+++ RECORDS +++

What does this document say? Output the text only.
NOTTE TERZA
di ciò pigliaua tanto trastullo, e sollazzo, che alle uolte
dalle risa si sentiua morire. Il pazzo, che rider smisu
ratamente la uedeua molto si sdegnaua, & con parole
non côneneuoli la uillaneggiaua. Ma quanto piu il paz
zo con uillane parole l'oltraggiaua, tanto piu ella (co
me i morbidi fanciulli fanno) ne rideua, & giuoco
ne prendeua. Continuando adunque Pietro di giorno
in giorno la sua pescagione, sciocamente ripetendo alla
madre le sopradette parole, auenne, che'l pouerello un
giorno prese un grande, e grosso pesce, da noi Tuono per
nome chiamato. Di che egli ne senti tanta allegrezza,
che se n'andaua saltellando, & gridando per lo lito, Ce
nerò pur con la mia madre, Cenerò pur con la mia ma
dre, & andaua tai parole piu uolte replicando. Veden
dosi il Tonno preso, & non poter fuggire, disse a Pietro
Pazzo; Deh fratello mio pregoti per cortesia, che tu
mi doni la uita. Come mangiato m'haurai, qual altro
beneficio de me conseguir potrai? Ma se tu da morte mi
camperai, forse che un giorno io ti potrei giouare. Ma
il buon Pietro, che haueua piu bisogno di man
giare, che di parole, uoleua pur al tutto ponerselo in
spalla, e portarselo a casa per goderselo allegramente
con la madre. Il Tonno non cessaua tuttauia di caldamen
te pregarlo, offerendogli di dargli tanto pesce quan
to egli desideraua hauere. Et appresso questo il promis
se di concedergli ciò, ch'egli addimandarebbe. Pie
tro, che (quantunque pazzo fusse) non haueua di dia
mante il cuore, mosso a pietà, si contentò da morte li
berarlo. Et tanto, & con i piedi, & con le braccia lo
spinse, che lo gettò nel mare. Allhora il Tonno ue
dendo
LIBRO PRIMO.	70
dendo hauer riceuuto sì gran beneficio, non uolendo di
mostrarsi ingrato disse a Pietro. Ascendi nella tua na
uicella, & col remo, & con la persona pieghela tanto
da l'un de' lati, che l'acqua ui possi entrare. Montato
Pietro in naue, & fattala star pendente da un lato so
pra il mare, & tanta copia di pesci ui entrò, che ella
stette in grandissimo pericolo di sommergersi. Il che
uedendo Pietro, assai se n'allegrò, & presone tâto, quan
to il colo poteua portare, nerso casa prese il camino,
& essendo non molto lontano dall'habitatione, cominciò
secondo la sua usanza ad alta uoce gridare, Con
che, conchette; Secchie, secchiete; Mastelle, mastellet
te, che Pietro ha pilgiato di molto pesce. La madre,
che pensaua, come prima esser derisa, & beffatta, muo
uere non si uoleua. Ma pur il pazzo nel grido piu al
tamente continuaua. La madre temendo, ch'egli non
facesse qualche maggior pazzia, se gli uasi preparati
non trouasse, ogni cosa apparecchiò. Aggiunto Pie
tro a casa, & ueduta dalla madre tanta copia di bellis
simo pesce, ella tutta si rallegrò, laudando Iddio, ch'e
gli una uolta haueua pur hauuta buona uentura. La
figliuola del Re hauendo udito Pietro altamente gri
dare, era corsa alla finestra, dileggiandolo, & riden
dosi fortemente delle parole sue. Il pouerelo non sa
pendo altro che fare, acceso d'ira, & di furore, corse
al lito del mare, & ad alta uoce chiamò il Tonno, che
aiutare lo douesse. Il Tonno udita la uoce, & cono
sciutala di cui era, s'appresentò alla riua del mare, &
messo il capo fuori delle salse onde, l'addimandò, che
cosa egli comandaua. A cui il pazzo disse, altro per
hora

+++

• **AIM**
Reproduce the full set of records precisely.

• **THE REPLY**
What does this document say? Output the text only.
NOTTE TERZA
di ciò pigliaua tanto trastullo, e sollazzo, che alle uolte
dalle risa si sentiua morire. Il pazzo, che rider smisu
ratamente la uedeua molto si sdegnaua, & con parole
non côneneuoli la uillaneggiaua. Ma quanto piu il paz
zo con uillane parole l'oltraggiaua, tanto piu ella (co
me i morbidi fanciulli fanno) ne rideua, & giuoco
ne prendeua. Continuando adunque Pietro di giorno
in giorno la sua pescagione, sciocamente ripetendo alla
madre le sopradette parole, auenne, che'l pouerello un
giorno prese un grande, e grosso pesce, da noi Tuono per
nome chiamato. Di che egli ne senti tanta allegrezza,
che se n'andaua saltellando, & gridando per lo lito, Ce
nerò pur con la mia madre, Cenerò pur con la mia ma
dre, & andaua tai parole piu uolte replicando. Veden
dosi il Tonno preso, & non poter fuggire, disse a Pietro
Pazzo; Deh fratello mio pregoti per cortesia, che tu
mi doni la uita. Come mangiato m'haurai, qual altro
beneficio de me conseguir potrai? Ma se tu da morte mi
camperai, forse che un giorno io ti potrei giouare. Ma
il buon Pietro, che haueua piu bisogno di man
giare, che di parole, uoleua pur al tutto ponerselo in
spalla, e portarselo a casa per goderselo allegramente
con la madre. Il Tonno non cessaua tuttauia di caldamen
te pregarlo, offerendogli di dargli tanto pesce quan
to egli desideraua hauere. Et appresso questo il promis
se di concedergli ciò, ch'egli addimandarebbe. Pie
tro, che (quantunque pazzo fusse) non haueua di dia
mante il cuore, mosso a pietà, si contentò da morte li
berarlo. Et tanto, & con i piedi, & con le braccia lo
spinse, che lo gettò nel mare. Allhora il Tonno ue
dendo
LIBRO PRIMO.	70
dendo hauer riceuuto sì gran beneficio, non uolendo di
mostrarsi ingrato disse a Pietro. Ascendi nella tua na
uicella, & col remo, & con la persona pieghela tanto
da l'un de' lati, che l'acqua ui possi entrare. Montato
Pietro in naue, & fattala star pendente da un lato so
pra il mare, & tanta copia di pesci ui entrò, che ella
stette in grandissimo pericolo di sommergersi. Il che
uedendo Pietro, assai se n'allegrò, & presone tâto, quan
to il colo poteua portare, nerso casa prese il camino,
& essendo non molto lontano dall'habitatione, cominciò
secondo la sua usanza ad alta uoce gridare, Con
che, conchette; Secchie, secchiete; Mastelle, mastellet
te, che Pietro ha pilgiato di molto pesce. La madre,
che pensaua, come prima esser derisa, & beffatta, muo
uere non si uoleua. Ma pur il pazzo nel grido piu al
tamente continuaua. La madre temendo, ch'egli non
facesse qualche maggior pazzia, se gli uasi preparati
non trouasse, ogni cosa apparecchiò. Aggiunto Pie
tro a casa, & ueduta dalla madre tanta copia di bellis
simo pesce, ella tutta si rallegrò, laudando Iddio, ch'e
gli una uolta haueua pur hauuta buona uentura. La
figliuola del Re hauendo udito Pietro altamente gri
dare, era corsa alla finestra, dileggiandolo, & riden
dosi fortemente delle parole sue. Il pouerelo non sa
pendo altro che fare, acceso d'ira, & di furore, corse
al lito del mare, & ad alta uoce chiamò il Tonno, che
aiutare lo douesse. Il Tonno udita la uoce, & cono
sciutala di cui era, s'appresentò alla riua del mare, &
messo il capo fuori delle salse onde, l'addimandò, che
cosa egli comandaua. A cui il pazzo disse, altro per
hora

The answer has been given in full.